» **DIRECTIONS**
Repeat the data below exactly, dropping any pictures it holds.

===== GIVEN RECORDS

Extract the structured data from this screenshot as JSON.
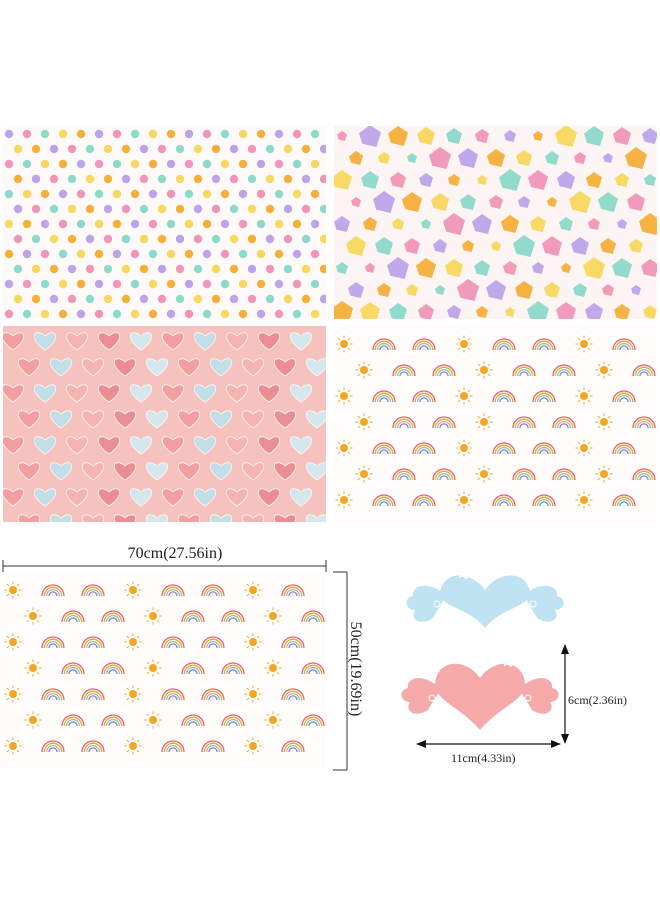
{
  "product": {
    "panels": [
      {
        "pattern": "polka dots"
      },
      {
        "pattern": "confetti shapes"
      },
      {
        "pattern": "iridescent hearts"
      },
      {
        "pattern": "rainbows and suns"
      }
    ],
    "sheet": {
      "width_label": "70cm(27.56in)",
      "height_label": "50cm(19.69in)"
    },
    "gift_tags": {
      "width_label": "11cm(4.33in)",
      "height_label": "6cm(2.36in)",
      "colors": [
        "#bfe3f2",
        "#f6a9a9"
      ]
    }
  },
  "colors": {
    "pink": "#f08ab2",
    "orange": "#f5a623",
    "teal": "#7fd6c4",
    "purple": "#b69ae8",
    "yellow": "#f7d44c"
  }
}
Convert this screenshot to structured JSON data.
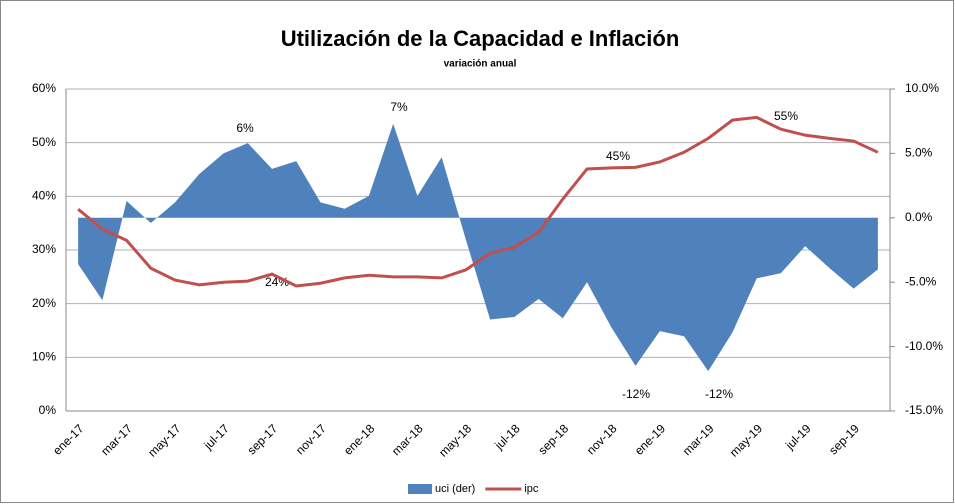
{
  "chart_data": {
    "type": "line-area",
    "title": "Utilización de la Capacidad e Inflación",
    "subtitle": "variación anual",
    "categories": [
      "ene-17",
      null,
      "mar-17",
      null,
      "may-17",
      null,
      "jul-17",
      null,
      "sep-17",
      null,
      "nov-17",
      null,
      "ene-18",
      null,
      "mar-18",
      null,
      "may-18",
      null,
      "jul-18",
      null,
      "sep-18",
      null,
      "nov-18",
      null,
      "ene-19",
      null,
      "mar-19",
      null,
      "may-19",
      null,
      "jul-19",
      null,
      "sep-19",
      null
    ],
    "series": [
      {
        "name": "uci (der)",
        "color": "#4f81bd",
        "axis": "y2",
        "values": [
          -3.6,
          -6.4,
          1.3,
          -0.4,
          1.2,
          3.4,
          5.0,
          5.8,
          3.8,
          4.4,
          1.2,
          0.7,
          1.7,
          7.3,
          1.7,
          4.7,
          -1.7,
          -7.9,
          -7.7,
          -6.3,
          -7.8,
          -5.0,
          -8.5,
          -11.5,
          -8.8,
          -9.2,
          -11.9,
          -8.9,
          -4.7,
          -4.3,
          -2.2,
          -3.9,
          -5.5,
          -4.0
        ]
      },
      {
        "name": "ipc",
        "color": "#c0504d",
        "values": [
          37.6,
          33.9,
          31.8,
          26.6,
          24.4,
          23.5,
          24.0,
          24.2,
          25.5,
          23.3,
          23.8,
          24.8,
          25.3,
          25.0,
          25.0,
          24.8,
          26.3,
          29.4,
          30.5,
          33.3,
          39.5,
          45.1,
          45.3,
          45.4,
          46.4,
          48.2,
          50.8,
          54.2,
          54.7,
          52.5,
          51.4,
          50.8,
          50.3,
          48.2
        ]
      }
    ],
    "ylim": [
      0,
      60
    ],
    "yticks": [
      {
        "value": 0,
        "label": "0%"
      },
      {
        "value": 10,
        "label": "10%"
      },
      {
        "value": 20,
        "label": "20%"
      },
      {
        "value": 30,
        "label": "30%"
      },
      {
        "value": 40,
        "label": "40%"
      },
      {
        "value": 50,
        "label": "50%"
      },
      {
        "value": 60,
        "label": "60%"
      }
    ],
    "y2lim": [
      -15,
      10
    ],
    "y2ticks": [
      {
        "value": -15,
        "label": "-15.0%"
      },
      {
        "value": -10,
        "label": "-10.0%"
      },
      {
        "value": -5,
        "label": "-5.0%"
      },
      {
        "value": 0,
        "label": "0.0%"
      },
      {
        "value": 5,
        "label": "5.0%"
      },
      {
        "value": 10,
        "label": "10.0%"
      }
    ],
    "grid": true,
    "legend": "bottom",
    "annotations": [
      "6%",
      "7%",
      "24%",
      "45%",
      "55%",
      "-12%",
      "-12%"
    ]
  }
}
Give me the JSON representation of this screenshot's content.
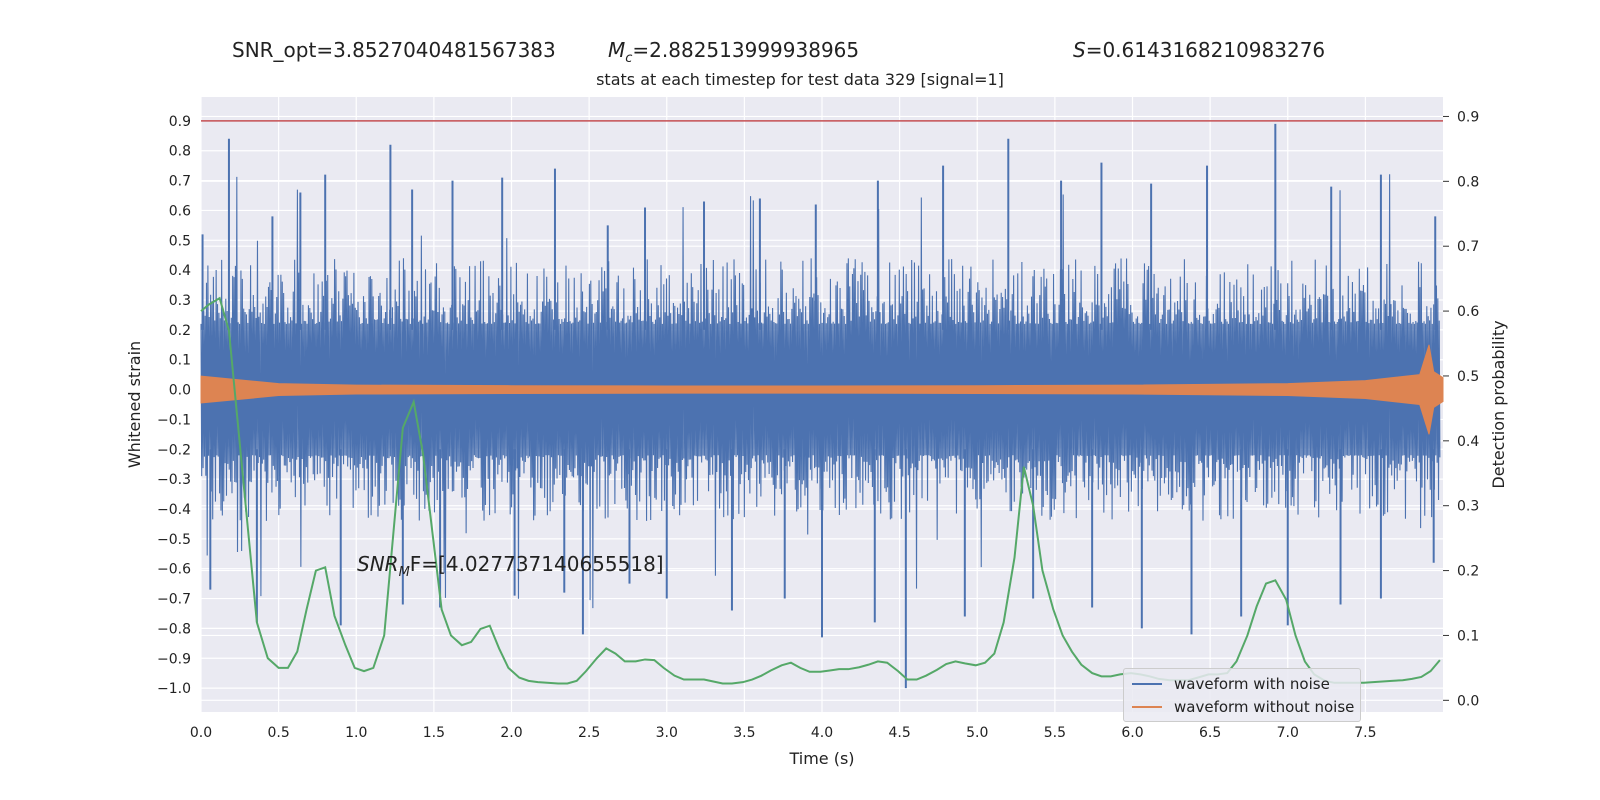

==========

» **EXERCISE SOLUTION**
Extract the structured data from this screenshot as JSON.
{
  "product": {
    "panels": [
      {
        "pattern": "polka dots"
      },
      {
        "pattern": "confetti shapes"
      },
      {
        "pattern": "iridescent hearts"
      },
      {
        "pattern": "rainbows and suns"
      }
    ],
    "sheet": {
      "width_label": "70cm(27.56in)",
      "height_label": "50cm(19.69in)"
    },
    "gift_tags": {
      "width_label": "11cm(4.33in)",
      "height_label": "6cm(2.36in)",
      "colors": [
        "#bfe3f2",
        "#f6a9a9"
      ]
    }
  },
  "colors": {
    "pink": "#f08ab2",
    "orange": "#f5a623",
    "teal": "#7fd6c4",
    "purple": "#b69ae8",
    "yellow": "#f7d44c"
  }
}
Convert this screenshot to structured JSON data.
{
  "chart_data": {
    "type": "line-area",
    "title": "Utilización de la Capacidad e Inflación",
    "subtitle": "variación anual",
    "categories": [
      "ene-17",
      null,
      "mar-17",
      null,
      "may-17",
      null,
      "jul-17",
      null,
      "sep-17",
      null,
      "nov-17",
      null,
      "ene-18",
      null,
      "mar-18",
      null,
      "may-18",
      null,
      "jul-18",
      null,
      "sep-18",
      null,
      "nov-18",
      null,
      "ene-19",
      null,
      "mar-19",
      null,
      "may-19",
      null,
      "jul-19",
      null,
      "sep-19",
      null
    ],
    "series": [
      {
        "name": "uci (der)",
        "color": "#4f81bd",
        "axis": "y2",
        "values": [
          -3.6,
          -6.4,
          1.3,
          -0.4,
          1.2,
          3.4,
          5.0,
          5.8,
          3.8,
          4.4,
          1.2,
          0.7,
          1.7,
          7.3,
          1.7,
          4.7,
          -1.7,
          -7.9,
          -7.7,
          -6.3,
          -7.8,
          -5.0,
          -8.5,
          -11.5,
          -8.8,
          -9.2,
          -11.9,
          -8.9,
          -4.7,
          -4.3,
          -2.2,
          -3.9,
          -5.5,
          -4.0
        ]
      },
      {
        "name": "ipc",
        "color": "#c0504d",
        "values": [
          37.6,
          33.9,
          31.8,
          26.6,
          24.4,
          23.5,
          24.0,
          24.2,
          25.5,
          23.3,
          23.8,
          24.8,
          25.3,
          25.0,
          25.0,
          24.8,
          26.3,
          29.4,
          30.5,
          33.3,
          39.5,
          45.1,
          45.3,
          45.4,
          46.4,
          48.2,
          50.8,
          54.2,
          54.7,
          52.5,
          51.4,
          50.8,
          50.3,
          48.2
        ]
      }
    ],
    "ylim": [
      0,
      60
    ],
    "yticks": [
      {
        "value": 0,
        "label": "0%"
      },
      {
        "value": 10,
        "label": "10%"
      },
      {
        "value": 20,
        "label": "20%"
      },
      {
        "value": 30,
        "label": "30%"
      },
      {
        "value": 40,
        "label": "40%"
      },
      {
        "value": 50,
        "label": "50%"
      },
      {
        "value": 60,
        "label": "60%"
      }
    ],
    "y2lim": [
      -15,
      10
    ],
    "y2ticks": [
      {
        "value": -15,
        "label": "-15.0%"
      },
      {
        "value": -10,
        "label": "-10.0%"
      },
      {
        "value": -5,
        "label": "-5.0%"
      },
      {
        "value": 0,
        "label": "0.0%"
      },
      {
        "value": 5,
        "label": "5.0%"
      },
      {
        "value": 10,
        "label": "10.0%"
      }
    ],
    "grid": true,
    "legend": "bottom",
    "annotations": [
      "6%",
      "7%",
      "24%",
      "45%",
      "55%",
      "-12%",
      "-12%"
    ]
  }
}
Give me the JSON representation of this screenshot's content.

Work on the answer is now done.